GIVEN REQUEST:
Transcribe every line exactly. Leave the pictures behind.

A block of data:
____

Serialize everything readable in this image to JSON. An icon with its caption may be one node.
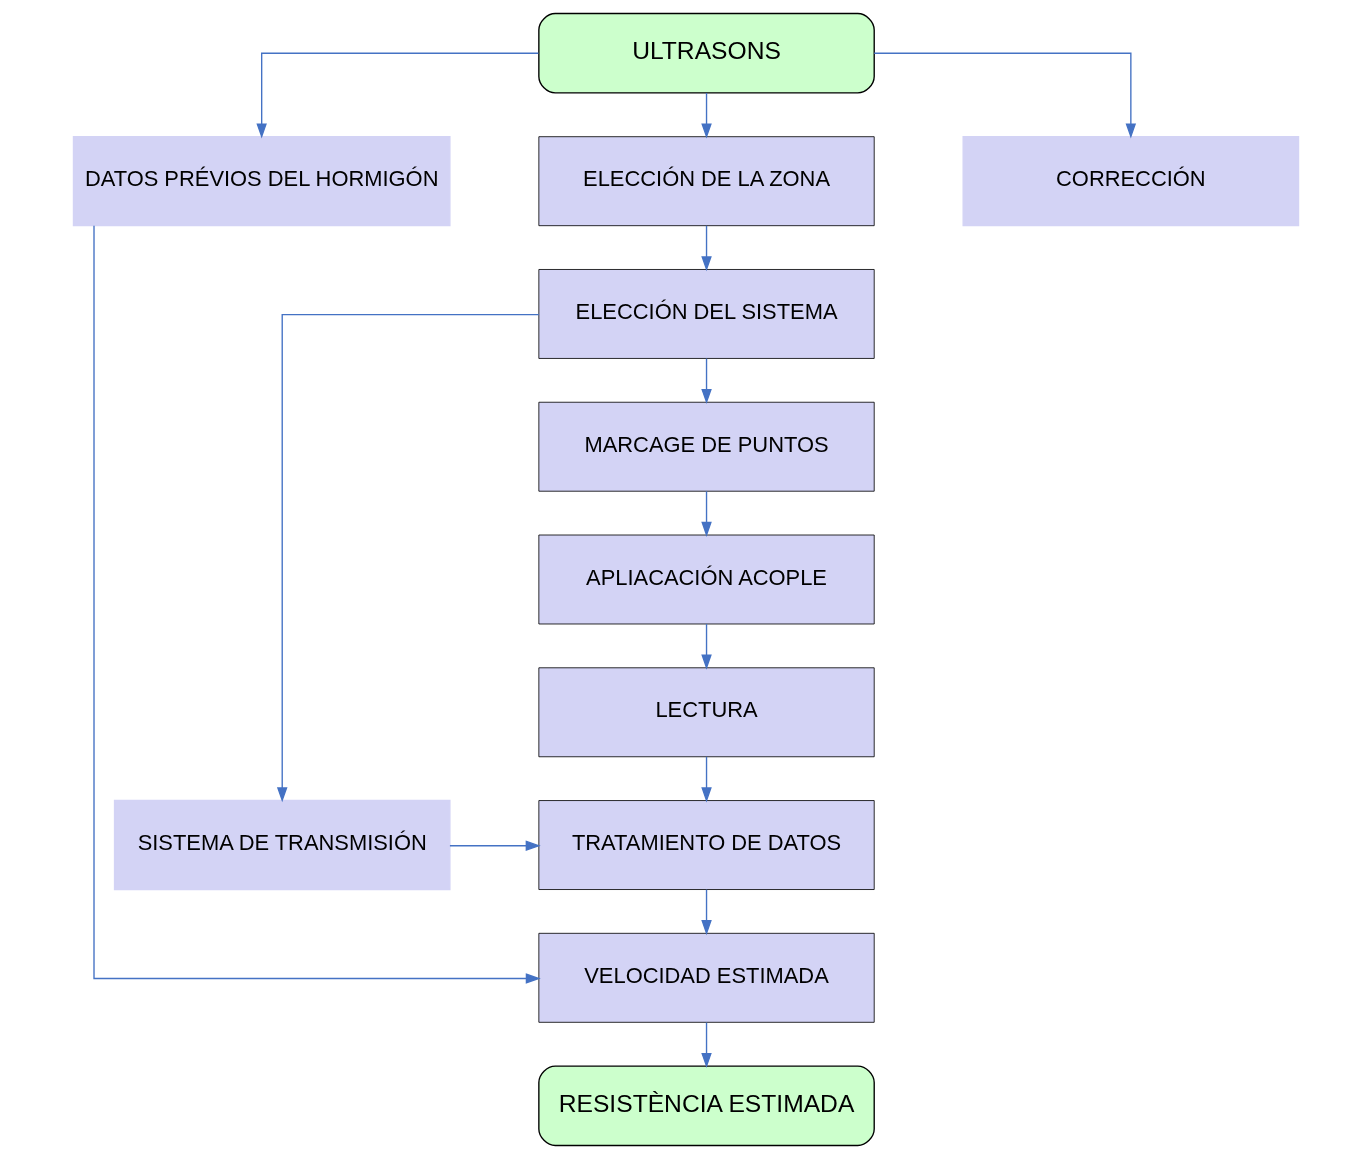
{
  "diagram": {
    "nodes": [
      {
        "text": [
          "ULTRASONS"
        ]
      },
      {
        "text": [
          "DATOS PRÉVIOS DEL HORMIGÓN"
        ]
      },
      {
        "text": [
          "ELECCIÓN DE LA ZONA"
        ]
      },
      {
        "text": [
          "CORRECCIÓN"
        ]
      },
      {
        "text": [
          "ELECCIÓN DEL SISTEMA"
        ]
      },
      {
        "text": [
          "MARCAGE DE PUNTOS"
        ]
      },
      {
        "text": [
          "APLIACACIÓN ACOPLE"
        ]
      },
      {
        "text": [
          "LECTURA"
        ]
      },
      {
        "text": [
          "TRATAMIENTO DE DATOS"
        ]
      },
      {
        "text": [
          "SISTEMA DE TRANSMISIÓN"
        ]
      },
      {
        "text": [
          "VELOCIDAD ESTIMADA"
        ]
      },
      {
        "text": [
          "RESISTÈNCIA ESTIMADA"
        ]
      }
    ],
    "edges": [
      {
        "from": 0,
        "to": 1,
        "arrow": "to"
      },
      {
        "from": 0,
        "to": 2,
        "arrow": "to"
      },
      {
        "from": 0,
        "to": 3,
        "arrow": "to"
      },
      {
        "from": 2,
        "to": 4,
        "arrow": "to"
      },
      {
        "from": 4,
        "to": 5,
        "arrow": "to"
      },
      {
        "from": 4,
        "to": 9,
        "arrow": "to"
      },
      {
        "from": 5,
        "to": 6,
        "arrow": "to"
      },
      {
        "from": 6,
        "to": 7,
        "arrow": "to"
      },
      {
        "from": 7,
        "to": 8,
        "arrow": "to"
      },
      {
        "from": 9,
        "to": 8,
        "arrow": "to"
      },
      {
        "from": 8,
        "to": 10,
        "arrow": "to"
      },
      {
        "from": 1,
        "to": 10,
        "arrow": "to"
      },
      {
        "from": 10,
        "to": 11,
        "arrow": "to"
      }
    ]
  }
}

____

ANSWER FOR THIS EXERCISE:
Serialize everything readable in this image to JSON. An icon with its caption may be one node.
{
  "diagram": {
    "nodes": [
      {
        "text": [
          "ULTRASONS"
        ]
      },
      {
        "text": [
          "DATOS PRÉVIOS DEL HORMIGÓN"
        ]
      },
      {
        "text": [
          "ELECCIÓN DE LA ZONA"
        ]
      },
      {
        "text": [
          "CORRECCIÓN"
        ]
      },
      {
        "text": [
          "ELECCIÓN DEL SISTEMA"
        ]
      },
      {
        "text": [
          "MARCAGE DE PUNTOS"
        ]
      },
      {
        "text": [
          "APLIACACIÓN ACOPLE"
        ]
      },
      {
        "text": [
          "LECTURA"
        ]
      },
      {
        "text": [
          "TRATAMIENTO DE DATOS"
        ]
      },
      {
        "text": [
          "SISTEMA DE TRANSMISIÓN"
        ]
      },
      {
        "text": [
          "VELOCIDAD ESTIMADA"
        ]
      },
      {
        "text": [
          "RESISTÈNCIA ESTIMADA"
        ]
      }
    ],
    "edges": [
      {
        "from": 0,
        "to": 1,
        "arrow": "to"
      },
      {
        "from": 0,
        "to": 2,
        "arrow": "to"
      },
      {
        "from": 0,
        "to": 3,
        "arrow": "to"
      },
      {
        "from": 2,
        "to": 4,
        "arrow": "to"
      },
      {
        "from": 4,
        "to": 5,
        "arrow": "to"
      },
      {
        "from": 4,
        "to": 9,
        "arrow": "to"
      },
      {
        "from": 5,
        "to": 6,
        "arrow": "to"
      },
      {
        "from": 6,
        "to": 7,
        "arrow": "to"
      },
      {
        "from": 7,
        "to": 8,
        "arrow": "to"
      },
      {
        "from": 9,
        "to": 8,
        "arrow": "to"
      },
      {
        "from": 8,
        "to": 10,
        "arrow": "to"
      },
      {
        "from": 1,
        "to": 10,
        "arrow": "to"
      },
      {
        "from": 10,
        "to": 11,
        "arrow": "to"
      }
    ]
  }
}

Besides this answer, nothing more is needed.